## TASK REQUIREMENTS
Answer with one number only: the number of lines that include the word "Measurements".

## PROVIDED DATA
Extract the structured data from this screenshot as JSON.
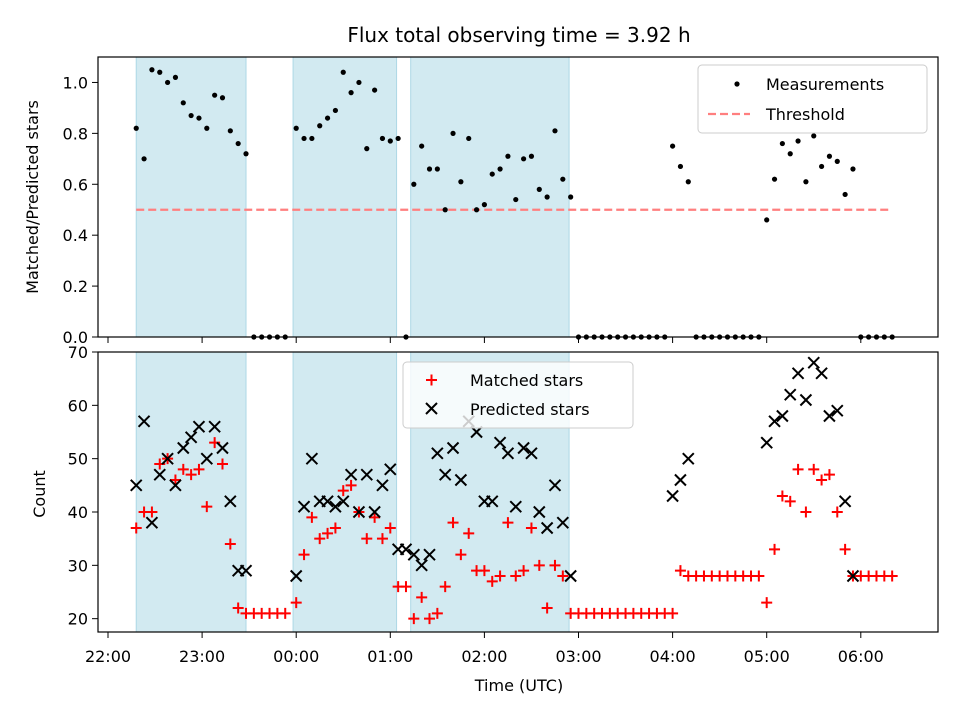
{
  "chart_data": [
    {
      "type": "scatter",
      "title": "Flux total observing time = 3.92 h",
      "xlabel": "",
      "ylabel": "Matched/Predicted stars",
      "ylim": [
        0,
        1.1
      ],
      "y_ticks": [
        "0.0",
        "0.2",
        "0.4",
        "0.6",
        "0.8",
        "1.0"
      ],
      "y_tick_values": [
        0,
        0.2,
        0.4,
        0.6,
        0.8,
        1.0
      ],
      "legend_position": "top-right",
      "legend": [
        {
          "label": "Measurements",
          "marker": "dot",
          "color": "#000000"
        },
        {
          "label": "Threshold",
          "marker": "dashed-line",
          "color": "#ff7f7f"
        }
      ],
      "threshold": {
        "y": 0.5,
        "x_start": "22:18",
        "x_end": "06:20"
      },
      "series": [
        {
          "name": "Measurements",
          "x": [
            "22:18",
            "22:23",
            "22:28",
            "22:33",
            "22:38",
            "22:43",
            "22:48",
            "22:53",
            "22:58",
            "23:03",
            "23:08",
            "23:13",
            "23:18",
            "23:23",
            "23:28",
            "23:33",
            "23:38",
            "23:43",
            "23:48",
            "23:53",
            "00:00",
            "00:05",
            "00:10",
            "00:15",
            "00:20",
            "00:25",
            "00:30",
            "00:35",
            "00:40",
            "00:45",
            "00:50",
            "00:55",
            "01:00",
            "01:05",
            "01:10",
            "01:15",
            "01:20",
            "01:25",
            "01:30",
            "01:35",
            "01:40",
            "01:45",
            "01:50",
            "01:55",
            "02:00",
            "02:05",
            "02:10",
            "02:15",
            "02:20",
            "02:25",
            "02:30",
            "02:35",
            "02:40",
            "02:45",
            "02:50",
            "02:55",
            "03:00",
            "03:05",
            "03:10",
            "03:15",
            "03:20",
            "03:25",
            "03:30",
            "03:35",
            "03:40",
            "03:45",
            "03:50",
            "03:55",
            "04:00",
            "04:05",
            "04:10",
            "04:15",
            "04:20",
            "04:25",
            "04:30",
            "04:35",
            "04:40",
            "04:45",
            "04:50",
            "04:55",
            "05:00",
            "05:05",
            "05:10",
            "05:15",
            "05:20",
            "05:25",
            "05:30",
            "05:35",
            "05:40",
            "05:45",
            "05:50",
            "05:55",
            "06:00",
            "06:05",
            "06:10",
            "06:15",
            "06:20"
          ],
          "y": [
            0.82,
            0.7,
            1.05,
            1.04,
            1.0,
            1.02,
            0.92,
            0.87,
            0.86,
            0.82,
            0.95,
            0.94,
            0.81,
            0.76,
            0.72,
            0.0,
            0.0,
            0.0,
            0.0,
            0.0,
            0.82,
            0.78,
            0.78,
            0.83,
            0.86,
            0.89,
            1.04,
            0.96,
            1.0,
            0.74,
            0.97,
            0.78,
            0.77,
            0.78,
            0.0,
            0.6,
            0.75,
            0.66,
            0.66,
            0.5,
            0.8,
            0.61,
            0.78,
            0.5,
            0.52,
            0.64,
            0.66,
            0.71,
            0.54,
            0.7,
            0.71,
            0.58,
            0.55,
            0.81,
            0.62,
            0.55,
            0.0,
            0.0,
            0.0,
            0.0,
            0.0,
            0.0,
            0.0,
            0.0,
            0.0,
            0.0,
            0.0,
            0.0,
            0.75,
            0.67,
            0.61,
            0.0,
            0.0,
            0.0,
            0.0,
            0.0,
            0.0,
            0.0,
            0.0,
            0.0,
            0.46,
            0.62,
            0.76,
            0.72,
            0.77,
            0.61,
            0.79,
            0.67,
            0.71,
            0.69,
            0.56,
            0.66,
            0.0,
            0.0,
            0.0,
            0.0,
            0.0
          ]
        }
      ]
    },
    {
      "type": "scatter",
      "title": "",
      "xlabel": "Time (UTC)",
      "ylabel": "Count",
      "ylim": [
        17.5,
        70
      ],
      "y_ticks": [
        "20",
        "30",
        "40",
        "50",
        "60",
        "70"
      ],
      "y_tick_values": [
        20,
        30,
        40,
        50,
        60,
        70
      ],
      "x_ticks": [
        "22:00",
        "23:00",
        "00:00",
        "01:00",
        "02:00",
        "03:00",
        "04:00",
        "05:00",
        "06:00"
      ],
      "legend_position": "top-center",
      "legend": [
        {
          "label": "Matched stars",
          "marker": "plus",
          "color": "#ff0000"
        },
        {
          "label": "Predicted stars",
          "marker": "x",
          "color": "#000000"
        }
      ],
      "series": [
        {
          "name": "Matched stars",
          "x": [
            "22:18",
            "22:23",
            "22:28",
            "22:33",
            "22:38",
            "22:43",
            "22:48",
            "22:53",
            "22:58",
            "23:03",
            "23:08",
            "23:13",
            "23:18",
            "23:23",
            "23:28",
            "23:33",
            "23:38",
            "23:43",
            "23:48",
            "23:53",
            "00:00",
            "00:05",
            "00:10",
            "00:15",
            "00:20",
            "00:25",
            "00:30",
            "00:35",
            "00:40",
            "00:45",
            "00:50",
            "00:55",
            "01:00",
            "01:05",
            "01:10",
            "01:15",
            "01:20",
            "01:25",
            "01:30",
            "01:35",
            "01:40",
            "01:45",
            "01:50",
            "01:55",
            "02:00",
            "02:05",
            "02:10",
            "02:15",
            "02:20",
            "02:25",
            "02:30",
            "02:35",
            "02:40",
            "02:45",
            "02:50",
            "02:55",
            "03:00",
            "03:05",
            "03:10",
            "03:15",
            "03:20",
            "03:25",
            "03:30",
            "03:35",
            "03:40",
            "03:45",
            "03:50",
            "03:55",
            "04:00",
            "04:05",
            "04:10",
            "04:15",
            "04:20",
            "04:25",
            "04:30",
            "04:35",
            "04:40",
            "04:45",
            "04:50",
            "04:55",
            "05:00",
            "05:05",
            "05:10",
            "05:15",
            "05:20",
            "05:25",
            "05:30",
            "05:35",
            "05:40",
            "05:45",
            "05:50",
            "05:55",
            "06:00",
            "06:05",
            "06:10",
            "06:15",
            "06:20"
          ],
          "y": [
            37,
            40,
            40,
            49,
            50,
            46,
            48,
            47,
            48,
            41,
            53,
            49,
            34,
            22,
            21,
            21,
            21,
            21,
            21,
            21,
            23,
            32,
            39,
            35,
            36,
            37,
            44,
            45,
            40,
            35,
            39,
            35,
            37,
            26,
            26,
            20,
            24,
            20,
            21,
            26,
            38,
            32,
            36,
            29,
            29,
            27,
            28,
            38,
            28,
            29,
            37,
            30,
            22,
            30,
            28,
            21,
            21,
            21,
            21,
            21,
            21,
            21,
            21,
            21,
            21,
            21,
            21,
            21,
            21,
            29,
            28,
            28,
            28,
            28,
            28,
            28,
            28,
            28,
            28,
            28,
            23,
            33,
            43,
            42,
            48,
            40,
            48,
            46,
            47,
            40,
            33,
            28,
            28,
            28,
            28,
            28,
            28
          ]
        },
        {
          "name": "Predicted stars",
          "x": [
            "22:18",
            "22:23",
            "22:28",
            "22:33",
            "22:38",
            "22:43",
            "22:48",
            "22:53",
            "22:58",
            "23:03",
            "23:08",
            "23:13",
            "23:18",
            "23:23",
            "23:28",
            "00:00",
            "00:05",
            "00:10",
            "00:15",
            "00:20",
            "00:25",
            "00:30",
            "00:35",
            "00:40",
            "00:45",
            "00:50",
            "00:55",
            "01:00",
            "01:05",
            "01:10",
            "01:15",
            "01:20",
            "01:25",
            "01:30",
            "01:35",
            "01:40",
            "01:45",
            "01:50",
            "01:55",
            "02:00",
            "02:05",
            "02:10",
            "02:15",
            "02:20",
            "02:25",
            "02:30",
            "02:35",
            "02:40",
            "02:45",
            "02:50",
            "02:55",
            "04:00",
            "04:05",
            "04:10",
            "05:00",
            "05:05",
            "05:10",
            "05:15",
            "05:20",
            "05:25",
            "05:30",
            "05:35",
            "05:40",
            "05:45",
            "05:50",
            "05:55"
          ],
          "y": [
            45,
            57,
            38,
            47,
            50,
            45,
            52,
            54,
            56,
            50,
            56,
            52,
            42,
            29,
            29,
            28,
            41,
            50,
            42,
            42,
            41,
            42,
            47,
            40,
            47,
            40,
            45,
            48,
            33,
            33,
            32,
            30,
            32,
            51,
            47,
            52,
            46,
            57,
            55,
            42,
            42,
            53,
            51,
            41,
            52,
            51,
            40,
            37,
            45,
            38,
            28,
            43,
            46,
            50,
            53,
            57,
            58,
            62,
            66,
            61,
            68,
            66,
            58,
            59,
            42,
            28
          ]
        }
      ]
    }
  ],
  "shaded_intervals": [
    {
      "start": "22:18",
      "end": "23:28"
    },
    {
      "start": "23:58",
      "end": "01:04"
    },
    {
      "start": "01:13",
      "end": "02:54"
    }
  ],
  "colors": {
    "shade": "#add8e6",
    "threshold": "#ff7f7f",
    "matched": "#ff0000",
    "predicted": "#000000",
    "measurement": "#000000"
  }
}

## WORKED ANSWER
2